# WRITTEN TASK
Show each line from the listing that includes the word "xlabel".

# DATA SHOWN
>> START
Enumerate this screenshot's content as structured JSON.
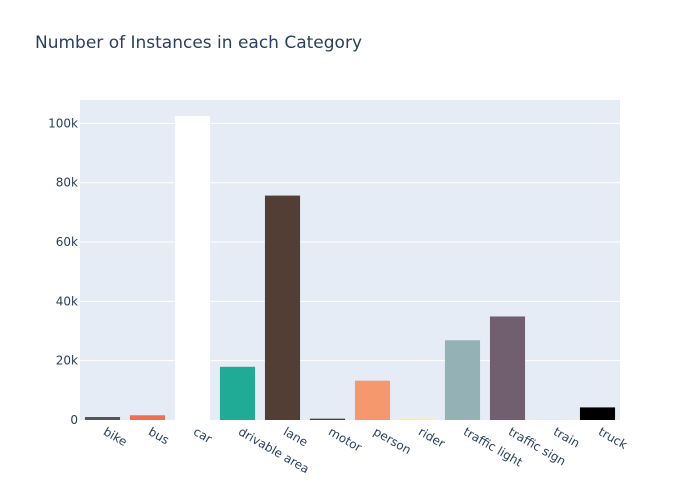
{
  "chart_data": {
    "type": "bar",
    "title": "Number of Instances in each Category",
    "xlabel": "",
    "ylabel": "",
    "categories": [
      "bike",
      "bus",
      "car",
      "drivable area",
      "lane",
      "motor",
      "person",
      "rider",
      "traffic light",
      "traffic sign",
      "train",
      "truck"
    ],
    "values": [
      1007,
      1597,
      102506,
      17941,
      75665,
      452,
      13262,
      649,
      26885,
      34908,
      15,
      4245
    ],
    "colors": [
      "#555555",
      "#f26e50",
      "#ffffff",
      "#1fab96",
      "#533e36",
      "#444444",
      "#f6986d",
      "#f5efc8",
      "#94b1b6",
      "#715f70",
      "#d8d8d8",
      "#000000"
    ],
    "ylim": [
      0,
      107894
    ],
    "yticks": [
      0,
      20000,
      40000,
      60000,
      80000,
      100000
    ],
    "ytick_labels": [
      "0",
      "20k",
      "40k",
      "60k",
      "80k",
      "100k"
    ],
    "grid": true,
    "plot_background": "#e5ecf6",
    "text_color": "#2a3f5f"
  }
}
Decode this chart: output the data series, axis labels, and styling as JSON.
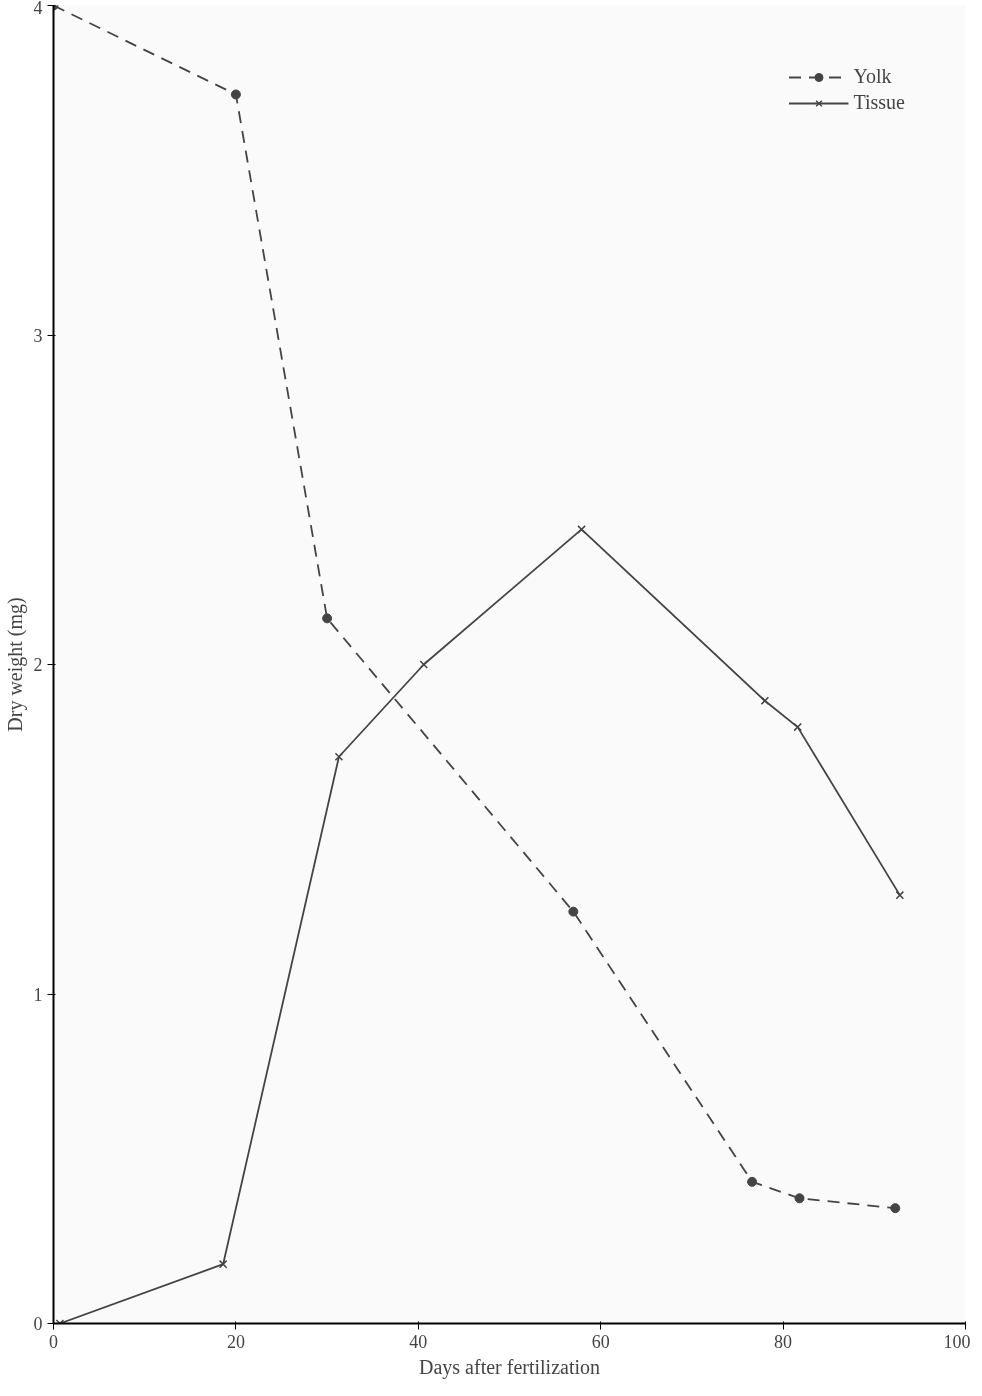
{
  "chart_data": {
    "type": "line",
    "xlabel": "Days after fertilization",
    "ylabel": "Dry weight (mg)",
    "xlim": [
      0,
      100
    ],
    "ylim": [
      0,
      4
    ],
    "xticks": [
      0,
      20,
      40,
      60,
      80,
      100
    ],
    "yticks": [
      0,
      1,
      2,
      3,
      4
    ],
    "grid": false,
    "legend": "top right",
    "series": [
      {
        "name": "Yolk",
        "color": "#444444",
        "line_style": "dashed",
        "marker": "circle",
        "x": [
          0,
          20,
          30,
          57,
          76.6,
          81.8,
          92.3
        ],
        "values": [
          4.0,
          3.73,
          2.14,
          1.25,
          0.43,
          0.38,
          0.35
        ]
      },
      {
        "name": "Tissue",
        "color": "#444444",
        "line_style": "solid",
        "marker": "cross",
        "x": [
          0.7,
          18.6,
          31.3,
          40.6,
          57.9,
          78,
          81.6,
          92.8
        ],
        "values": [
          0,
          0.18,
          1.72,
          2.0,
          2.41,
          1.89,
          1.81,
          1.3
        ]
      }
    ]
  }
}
>> END
>> START
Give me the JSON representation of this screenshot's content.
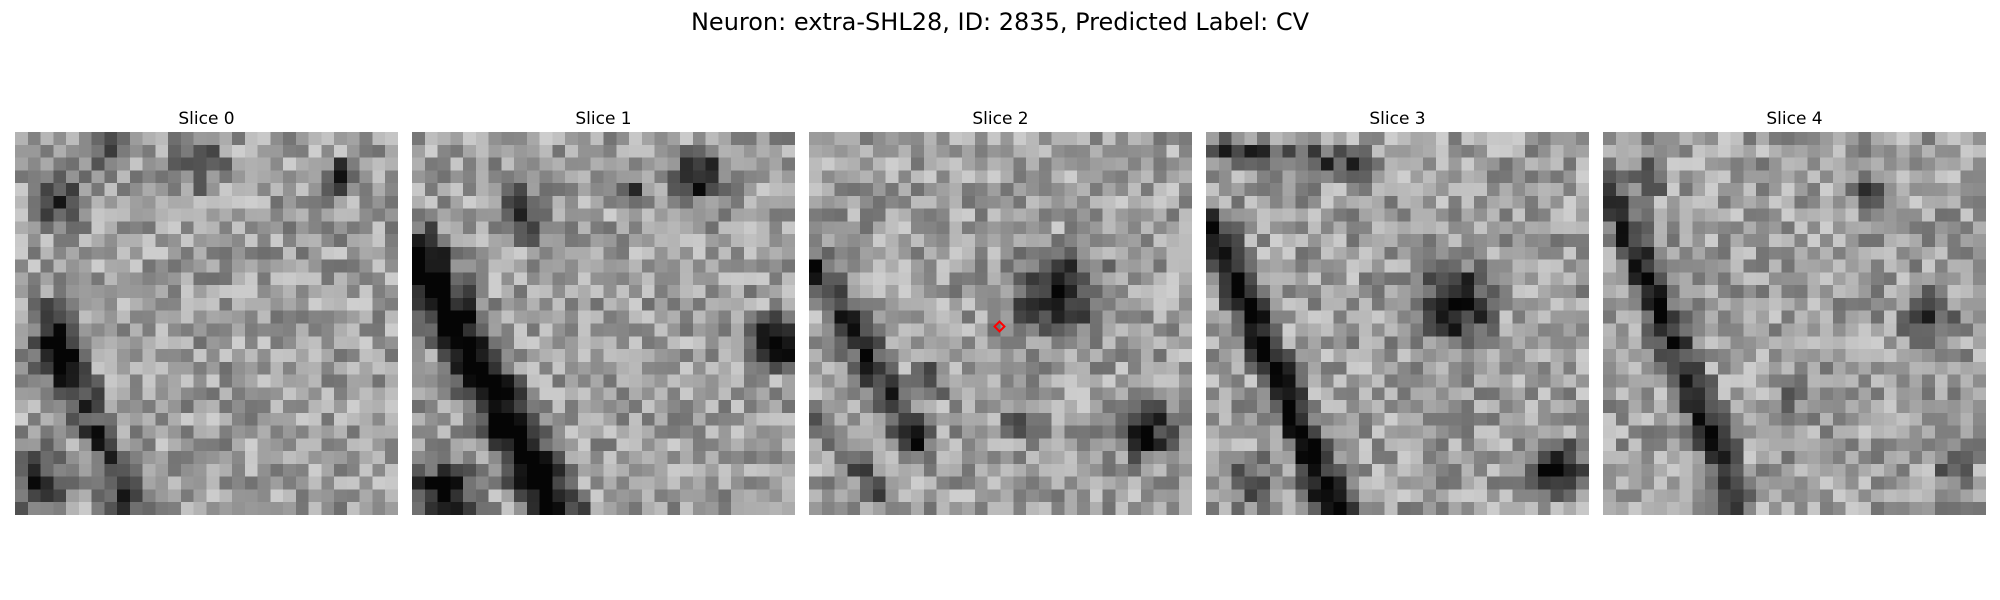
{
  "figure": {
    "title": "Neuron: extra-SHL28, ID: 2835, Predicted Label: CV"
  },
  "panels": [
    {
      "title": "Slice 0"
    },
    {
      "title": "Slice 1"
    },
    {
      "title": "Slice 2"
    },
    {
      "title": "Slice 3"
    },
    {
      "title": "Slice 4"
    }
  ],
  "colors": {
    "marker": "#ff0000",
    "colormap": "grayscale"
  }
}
>> END
# WRITTEN RESPONSE
    "xlabel": "",
    "xlabel": "Days after fertilization",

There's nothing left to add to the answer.